[BEGIN]

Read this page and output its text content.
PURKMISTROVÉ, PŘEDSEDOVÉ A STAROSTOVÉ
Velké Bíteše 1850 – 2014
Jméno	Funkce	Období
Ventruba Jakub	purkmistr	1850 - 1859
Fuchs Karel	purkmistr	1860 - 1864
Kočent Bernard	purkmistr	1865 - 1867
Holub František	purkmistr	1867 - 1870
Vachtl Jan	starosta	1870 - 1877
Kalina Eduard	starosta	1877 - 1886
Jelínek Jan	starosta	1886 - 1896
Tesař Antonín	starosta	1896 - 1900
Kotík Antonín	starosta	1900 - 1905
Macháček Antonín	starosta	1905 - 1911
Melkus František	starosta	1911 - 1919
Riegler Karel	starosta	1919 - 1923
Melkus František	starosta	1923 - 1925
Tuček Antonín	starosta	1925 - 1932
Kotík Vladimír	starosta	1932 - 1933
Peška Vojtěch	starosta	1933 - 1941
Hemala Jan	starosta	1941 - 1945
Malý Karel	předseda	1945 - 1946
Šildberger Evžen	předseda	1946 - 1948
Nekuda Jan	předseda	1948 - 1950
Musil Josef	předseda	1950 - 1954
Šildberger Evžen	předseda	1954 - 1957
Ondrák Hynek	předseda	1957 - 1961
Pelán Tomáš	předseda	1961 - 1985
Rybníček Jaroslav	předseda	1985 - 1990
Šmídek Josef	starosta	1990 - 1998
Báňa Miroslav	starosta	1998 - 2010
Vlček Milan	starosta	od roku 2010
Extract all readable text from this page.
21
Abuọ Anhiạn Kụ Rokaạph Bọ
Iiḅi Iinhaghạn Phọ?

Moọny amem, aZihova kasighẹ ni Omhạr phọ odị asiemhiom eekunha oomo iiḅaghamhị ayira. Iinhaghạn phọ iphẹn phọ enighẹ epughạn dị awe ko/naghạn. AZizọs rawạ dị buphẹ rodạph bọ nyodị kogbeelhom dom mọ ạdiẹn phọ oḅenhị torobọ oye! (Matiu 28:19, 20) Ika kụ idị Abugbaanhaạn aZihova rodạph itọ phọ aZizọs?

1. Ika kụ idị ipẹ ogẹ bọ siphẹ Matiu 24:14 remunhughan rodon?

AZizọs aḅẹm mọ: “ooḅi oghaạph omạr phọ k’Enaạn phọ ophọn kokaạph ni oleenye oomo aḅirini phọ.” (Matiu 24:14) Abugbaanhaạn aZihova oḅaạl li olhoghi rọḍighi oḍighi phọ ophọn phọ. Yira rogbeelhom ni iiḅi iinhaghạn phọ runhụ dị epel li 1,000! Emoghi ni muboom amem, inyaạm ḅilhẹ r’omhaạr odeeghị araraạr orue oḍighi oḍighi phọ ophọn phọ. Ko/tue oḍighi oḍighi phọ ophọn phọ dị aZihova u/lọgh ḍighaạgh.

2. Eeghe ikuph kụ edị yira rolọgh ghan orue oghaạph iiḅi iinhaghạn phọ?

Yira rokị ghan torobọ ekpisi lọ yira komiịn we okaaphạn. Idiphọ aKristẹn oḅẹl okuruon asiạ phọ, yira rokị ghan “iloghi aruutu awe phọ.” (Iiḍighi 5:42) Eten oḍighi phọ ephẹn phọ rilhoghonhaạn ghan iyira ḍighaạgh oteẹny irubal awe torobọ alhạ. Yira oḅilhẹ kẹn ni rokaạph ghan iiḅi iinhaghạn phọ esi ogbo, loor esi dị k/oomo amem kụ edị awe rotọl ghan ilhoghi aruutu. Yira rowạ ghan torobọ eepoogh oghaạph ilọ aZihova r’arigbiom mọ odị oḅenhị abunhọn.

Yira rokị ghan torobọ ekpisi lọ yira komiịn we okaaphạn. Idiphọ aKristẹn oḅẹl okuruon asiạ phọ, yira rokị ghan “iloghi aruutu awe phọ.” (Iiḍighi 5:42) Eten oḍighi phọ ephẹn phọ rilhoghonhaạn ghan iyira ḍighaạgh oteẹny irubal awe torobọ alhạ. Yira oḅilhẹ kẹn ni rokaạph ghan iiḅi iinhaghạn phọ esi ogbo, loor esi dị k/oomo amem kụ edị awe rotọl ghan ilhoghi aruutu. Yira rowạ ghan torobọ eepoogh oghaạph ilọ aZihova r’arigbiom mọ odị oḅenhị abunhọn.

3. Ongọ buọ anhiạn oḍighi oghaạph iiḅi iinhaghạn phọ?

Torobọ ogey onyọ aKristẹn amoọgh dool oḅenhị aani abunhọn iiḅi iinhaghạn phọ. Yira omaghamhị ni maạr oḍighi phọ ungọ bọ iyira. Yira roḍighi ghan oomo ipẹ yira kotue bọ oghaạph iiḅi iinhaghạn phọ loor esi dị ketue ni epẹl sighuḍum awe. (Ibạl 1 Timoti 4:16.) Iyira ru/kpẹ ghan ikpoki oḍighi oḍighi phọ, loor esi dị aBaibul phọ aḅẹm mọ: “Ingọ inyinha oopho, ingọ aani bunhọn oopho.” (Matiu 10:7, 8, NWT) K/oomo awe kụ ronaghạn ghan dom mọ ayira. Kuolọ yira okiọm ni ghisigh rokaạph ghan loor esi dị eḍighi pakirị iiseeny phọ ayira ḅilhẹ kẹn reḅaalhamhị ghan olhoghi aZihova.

[END]

◆ **Exercise instructions**: Determine the number of lines in the data that contain "Melkus" as a word or string, and state only that number.

◆ **Written response**: 2